Objective: Only the pictures are to be left out; set down the rest of the records exactly.

Dataset rows
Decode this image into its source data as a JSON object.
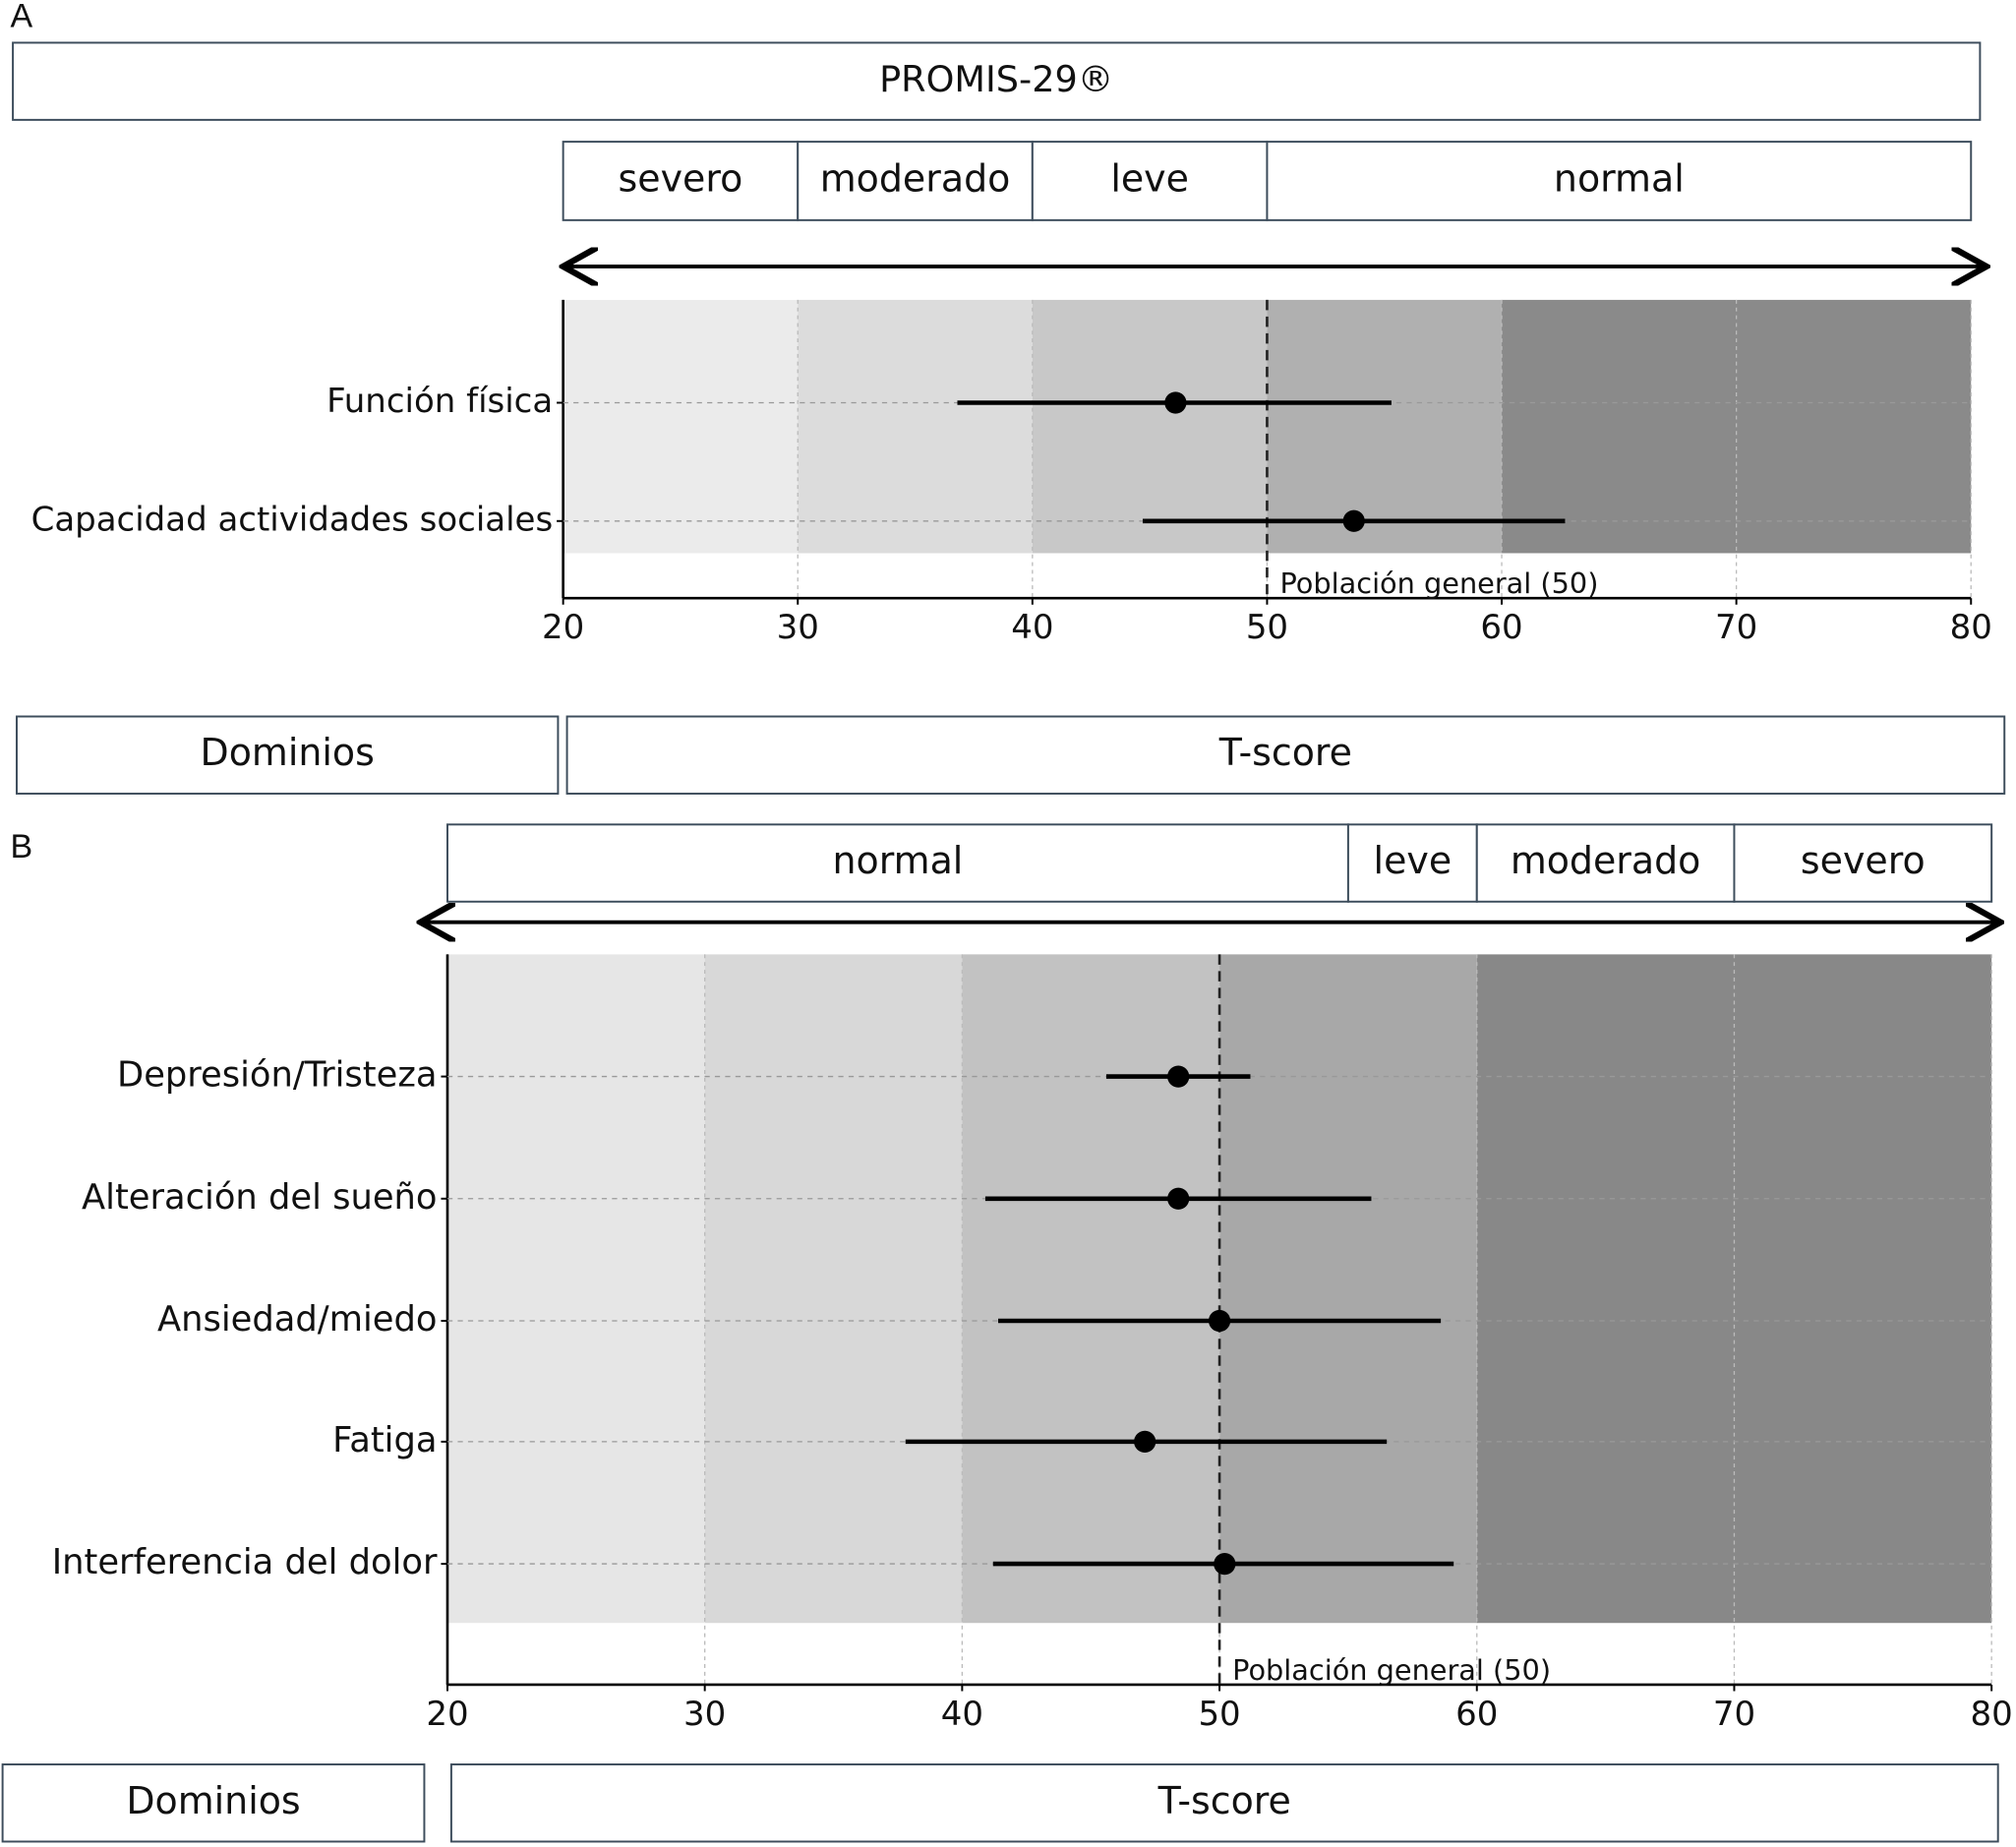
{
  "chart_data": [
    {
      "type": "forest",
      "panel_label": "A",
      "title": "PROMIS-29®",
      "categories": [
        "Función física",
        "Capacidad actividades sociales"
      ],
      "values": [
        46.1,
        53.7
      ],
      "lower": [
        36.8,
        44.7
      ],
      "upper": [
        55.3,
        62.7
      ],
      "xlim": [
        20,
        80
      ],
      "xticks": [
        20,
        30,
        40,
        50,
        60,
        70,
        80
      ],
      "grid": true,
      "bands": [
        {
          "from": 20,
          "to": 30,
          "color": "#ebebeb"
        },
        {
          "from": 30,
          "to": 40,
          "color": "#dcdcdc"
        },
        {
          "from": 40,
          "to": 50,
          "color": "#c8c8c8"
        },
        {
          "from": 50,
          "to": 60,
          "color": "#b0b0b0"
        },
        {
          "from": 60,
          "to": 80,
          "color": "#8a8a8a"
        }
      ],
      "severity": [
        {
          "label": "severo",
          "from": 20,
          "to": 30
        },
        {
          "label": "moderado",
          "from": 30,
          "to": 40
        },
        {
          "label": "leve",
          "from": 40,
          "to": 50
        },
        {
          "label": "normal",
          "from": 50,
          "to": 80
        }
      ],
      "reference": {
        "value": 50,
        "label": "Población general (50)"
      },
      "y_header": "Dominios",
      "x_label": "T-score",
      "color": "#000000"
    },
    {
      "type": "forest",
      "panel_label": "B",
      "categories": [
        "Depresión/Tristeza",
        "Alteración del sueño",
        "Ansiedad/miedo",
        "Fatiga",
        "Interferencia del dolor"
      ],
      "values": [
        48.4,
        48.4,
        50.0,
        47.1,
        50.2
      ],
      "lower": [
        45.6,
        40.9,
        41.4,
        37.8,
        41.2
      ],
      "upper": [
        51.2,
        55.9,
        58.6,
        56.5,
        59.1
      ],
      "xlim": [
        20,
        80
      ],
      "xticks": [
        20,
        30,
        40,
        50,
        60,
        70,
        80
      ],
      "grid": true,
      "bands": [
        {
          "from": 20,
          "to": 30,
          "color": "#e6e6e6"
        },
        {
          "from": 30,
          "to": 40,
          "color": "#d8d8d8"
        },
        {
          "from": 40,
          "to": 50,
          "color": "#c2c2c2"
        },
        {
          "from": 50,
          "to": 60,
          "color": "#a8a8a8"
        },
        {
          "from": 60,
          "to": 80,
          "color": "#888888"
        }
      ],
      "severity": [
        {
          "label": "normal",
          "from": 20,
          "to": 55
        },
        {
          "label": "leve",
          "from": 55,
          "to": 60
        },
        {
          "label": "moderado",
          "from": 60,
          "to": 70
        },
        {
          "label": "severo",
          "from": 70,
          "to": 80
        }
      ],
      "reference": {
        "value": 50,
        "label": "Población general (50)"
      },
      "y_header": "Dominios",
      "x_label": "T-score",
      "color": "#000000"
    }
  ]
}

Output below:
Decode this image into its source data as a JSON object.
{
  "chart_data": [
    {
      "type": "forest",
      "panel_label": "A",
      "title": "PROMIS-29®",
      "categories": [
        "Función física",
        "Capacidad actividades sociales"
      ],
      "values": [
        46.1,
        53.7
      ],
      "lower": [
        36.8,
        44.7
      ],
      "upper": [
        55.3,
        62.7
      ],
      "xlim": [
        20,
        80
      ],
      "xticks": [
        20,
        30,
        40,
        50,
        60,
        70,
        80
      ],
      "grid": true,
      "bands": [
        {
          "from": 20,
          "to": 30,
          "color": "#ebebeb"
        },
        {
          "from": 30,
          "to": 40,
          "color": "#dcdcdc"
        },
        {
          "from": 40,
          "to": 50,
          "color": "#c8c8c8"
        },
        {
          "from": 50,
          "to": 60,
          "color": "#b0b0b0"
        },
        {
          "from": 60,
          "to": 80,
          "color": "#8a8a8a"
        }
      ],
      "severity": [
        {
          "label": "severo",
          "from": 20,
          "to": 30
        },
        {
          "label": "moderado",
          "from": 30,
          "to": 40
        },
        {
          "label": "leve",
          "from": 40,
          "to": 50
        },
        {
          "label": "normal",
          "from": 50,
          "to": 80
        }
      ],
      "reference": {
        "value": 50,
        "label": "Población general (50)"
      },
      "y_header": "Dominios",
      "x_label": "T-score",
      "color": "#000000"
    },
    {
      "type": "forest",
      "panel_label": "B",
      "categories": [
        "Depresión/Tristeza",
        "Alteración del sueño",
        "Ansiedad/miedo",
        "Fatiga",
        "Interferencia del dolor"
      ],
      "values": [
        48.4,
        48.4,
        50.0,
        47.1,
        50.2
      ],
      "lower": [
        45.6,
        40.9,
        41.4,
        37.8,
        41.2
      ],
      "upper": [
        51.2,
        55.9,
        58.6,
        56.5,
        59.1
      ],
      "xlim": [
        20,
        80
      ],
      "xticks": [
        20,
        30,
        40,
        50,
        60,
        70,
        80
      ],
      "grid": true,
      "bands": [
        {
          "from": 20,
          "to": 30,
          "color": "#e6e6e6"
        },
        {
          "from": 30,
          "to": 40,
          "color": "#d8d8d8"
        },
        {
          "from": 40,
          "to": 50,
          "color": "#c2c2c2"
        },
        {
          "from": 50,
          "to": 60,
          "color": "#a8a8a8"
        },
        {
          "from": 60,
          "to": 80,
          "color": "#888888"
        }
      ],
      "severity": [
        {
          "label": "normal",
          "from": 20,
          "to": 55
        },
        {
          "label": "leve",
          "from": 55,
          "to": 60
        },
        {
          "label": "moderado",
          "from": 60,
          "to": 70
        },
        {
          "label": "severo",
          "from": 70,
          "to": 80
        }
      ],
      "reference": {
        "value": 50,
        "label": "Población general (50)"
      },
      "y_header": "Dominios",
      "x_label": "T-score",
      "color": "#000000"
    }
  ]
}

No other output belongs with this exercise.